§ Task data
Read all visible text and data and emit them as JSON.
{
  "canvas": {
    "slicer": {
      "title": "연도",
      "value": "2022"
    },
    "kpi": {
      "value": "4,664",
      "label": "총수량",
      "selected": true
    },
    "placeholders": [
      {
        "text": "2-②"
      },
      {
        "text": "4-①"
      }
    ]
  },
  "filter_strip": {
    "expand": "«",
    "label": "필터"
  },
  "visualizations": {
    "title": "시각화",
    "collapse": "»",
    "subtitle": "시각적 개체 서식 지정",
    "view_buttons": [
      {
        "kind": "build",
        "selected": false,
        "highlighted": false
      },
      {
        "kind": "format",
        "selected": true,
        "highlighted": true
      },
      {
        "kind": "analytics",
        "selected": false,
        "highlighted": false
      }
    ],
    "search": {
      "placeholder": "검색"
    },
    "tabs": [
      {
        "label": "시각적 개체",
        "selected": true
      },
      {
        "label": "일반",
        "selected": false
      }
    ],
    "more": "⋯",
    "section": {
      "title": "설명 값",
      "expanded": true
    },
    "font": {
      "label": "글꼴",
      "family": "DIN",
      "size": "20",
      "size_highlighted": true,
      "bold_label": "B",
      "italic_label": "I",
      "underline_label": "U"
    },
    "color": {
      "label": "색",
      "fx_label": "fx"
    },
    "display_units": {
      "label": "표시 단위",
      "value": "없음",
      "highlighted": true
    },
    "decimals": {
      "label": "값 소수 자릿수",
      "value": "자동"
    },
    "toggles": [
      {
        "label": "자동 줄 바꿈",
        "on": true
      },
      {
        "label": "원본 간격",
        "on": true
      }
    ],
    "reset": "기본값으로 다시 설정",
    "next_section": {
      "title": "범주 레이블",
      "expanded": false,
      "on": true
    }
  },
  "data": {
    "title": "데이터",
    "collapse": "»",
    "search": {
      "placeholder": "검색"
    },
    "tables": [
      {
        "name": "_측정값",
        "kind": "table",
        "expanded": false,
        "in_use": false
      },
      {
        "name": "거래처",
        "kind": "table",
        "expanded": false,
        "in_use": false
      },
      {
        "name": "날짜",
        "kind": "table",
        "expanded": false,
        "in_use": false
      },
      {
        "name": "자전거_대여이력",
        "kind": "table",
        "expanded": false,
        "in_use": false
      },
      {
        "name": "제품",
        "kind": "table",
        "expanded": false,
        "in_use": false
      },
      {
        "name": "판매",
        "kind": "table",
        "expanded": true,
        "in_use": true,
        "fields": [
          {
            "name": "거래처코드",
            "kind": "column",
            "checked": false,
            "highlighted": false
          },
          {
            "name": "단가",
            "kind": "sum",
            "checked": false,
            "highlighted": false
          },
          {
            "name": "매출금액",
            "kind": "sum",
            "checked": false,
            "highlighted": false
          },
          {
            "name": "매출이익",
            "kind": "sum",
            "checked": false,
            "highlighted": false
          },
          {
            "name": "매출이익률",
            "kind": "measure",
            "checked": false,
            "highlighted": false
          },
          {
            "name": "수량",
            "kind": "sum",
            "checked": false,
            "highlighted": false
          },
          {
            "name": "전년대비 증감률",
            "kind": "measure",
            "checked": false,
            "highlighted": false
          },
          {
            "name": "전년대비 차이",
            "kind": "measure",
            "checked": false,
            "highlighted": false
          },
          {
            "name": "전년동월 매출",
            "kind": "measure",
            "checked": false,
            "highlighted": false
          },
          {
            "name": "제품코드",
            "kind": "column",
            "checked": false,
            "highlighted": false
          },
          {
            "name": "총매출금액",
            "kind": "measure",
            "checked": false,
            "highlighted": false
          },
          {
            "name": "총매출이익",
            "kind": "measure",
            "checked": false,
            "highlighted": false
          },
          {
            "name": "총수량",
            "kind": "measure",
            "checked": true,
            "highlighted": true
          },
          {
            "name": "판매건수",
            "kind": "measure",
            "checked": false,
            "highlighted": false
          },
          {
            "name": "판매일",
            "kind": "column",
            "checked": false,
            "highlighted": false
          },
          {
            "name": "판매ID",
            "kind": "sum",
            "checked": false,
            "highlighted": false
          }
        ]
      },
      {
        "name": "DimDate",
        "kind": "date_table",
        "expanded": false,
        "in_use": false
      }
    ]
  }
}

...

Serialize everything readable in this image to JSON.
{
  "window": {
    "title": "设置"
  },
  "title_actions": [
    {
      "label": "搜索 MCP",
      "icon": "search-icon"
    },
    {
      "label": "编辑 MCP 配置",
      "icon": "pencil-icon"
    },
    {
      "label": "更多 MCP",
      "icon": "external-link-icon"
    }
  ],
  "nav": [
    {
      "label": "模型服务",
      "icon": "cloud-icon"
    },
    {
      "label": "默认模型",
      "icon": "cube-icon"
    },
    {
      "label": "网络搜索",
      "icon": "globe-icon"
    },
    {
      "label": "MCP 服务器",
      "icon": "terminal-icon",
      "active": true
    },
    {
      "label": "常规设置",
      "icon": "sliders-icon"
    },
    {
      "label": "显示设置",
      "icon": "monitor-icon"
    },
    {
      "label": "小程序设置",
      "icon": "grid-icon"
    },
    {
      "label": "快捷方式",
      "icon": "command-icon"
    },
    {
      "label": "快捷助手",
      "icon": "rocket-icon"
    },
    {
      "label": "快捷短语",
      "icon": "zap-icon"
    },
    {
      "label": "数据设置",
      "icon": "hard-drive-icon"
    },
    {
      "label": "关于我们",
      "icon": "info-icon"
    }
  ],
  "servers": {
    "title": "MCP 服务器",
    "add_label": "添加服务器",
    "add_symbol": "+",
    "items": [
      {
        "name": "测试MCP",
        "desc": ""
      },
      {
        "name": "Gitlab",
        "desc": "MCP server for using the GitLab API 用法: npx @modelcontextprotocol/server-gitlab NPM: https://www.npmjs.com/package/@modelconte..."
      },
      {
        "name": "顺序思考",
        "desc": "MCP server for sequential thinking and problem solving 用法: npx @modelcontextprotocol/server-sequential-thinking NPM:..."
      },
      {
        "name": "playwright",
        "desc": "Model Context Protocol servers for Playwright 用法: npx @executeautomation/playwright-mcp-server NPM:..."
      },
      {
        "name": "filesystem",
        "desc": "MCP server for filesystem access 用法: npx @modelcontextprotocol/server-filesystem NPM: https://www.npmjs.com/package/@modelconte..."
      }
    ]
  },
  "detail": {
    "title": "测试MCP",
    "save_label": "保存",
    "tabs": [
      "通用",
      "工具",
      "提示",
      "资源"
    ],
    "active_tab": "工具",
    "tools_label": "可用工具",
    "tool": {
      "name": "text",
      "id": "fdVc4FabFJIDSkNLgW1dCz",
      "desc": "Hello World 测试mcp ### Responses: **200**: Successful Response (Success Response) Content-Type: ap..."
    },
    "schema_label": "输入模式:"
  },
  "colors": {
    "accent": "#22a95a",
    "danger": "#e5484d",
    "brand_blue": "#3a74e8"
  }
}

--

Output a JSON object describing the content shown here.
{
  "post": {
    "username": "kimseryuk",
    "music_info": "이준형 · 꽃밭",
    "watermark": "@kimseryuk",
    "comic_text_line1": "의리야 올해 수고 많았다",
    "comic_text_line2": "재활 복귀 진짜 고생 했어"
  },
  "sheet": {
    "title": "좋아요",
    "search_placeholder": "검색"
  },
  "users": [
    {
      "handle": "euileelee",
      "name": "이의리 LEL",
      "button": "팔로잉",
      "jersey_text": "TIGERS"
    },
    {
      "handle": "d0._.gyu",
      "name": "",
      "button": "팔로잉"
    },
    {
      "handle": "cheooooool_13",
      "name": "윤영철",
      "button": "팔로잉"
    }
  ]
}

§ Aim of the exercise
In the entries above, count each line holding "modelcontextprotocol" and report the total and nothing more.

§ Written solution
3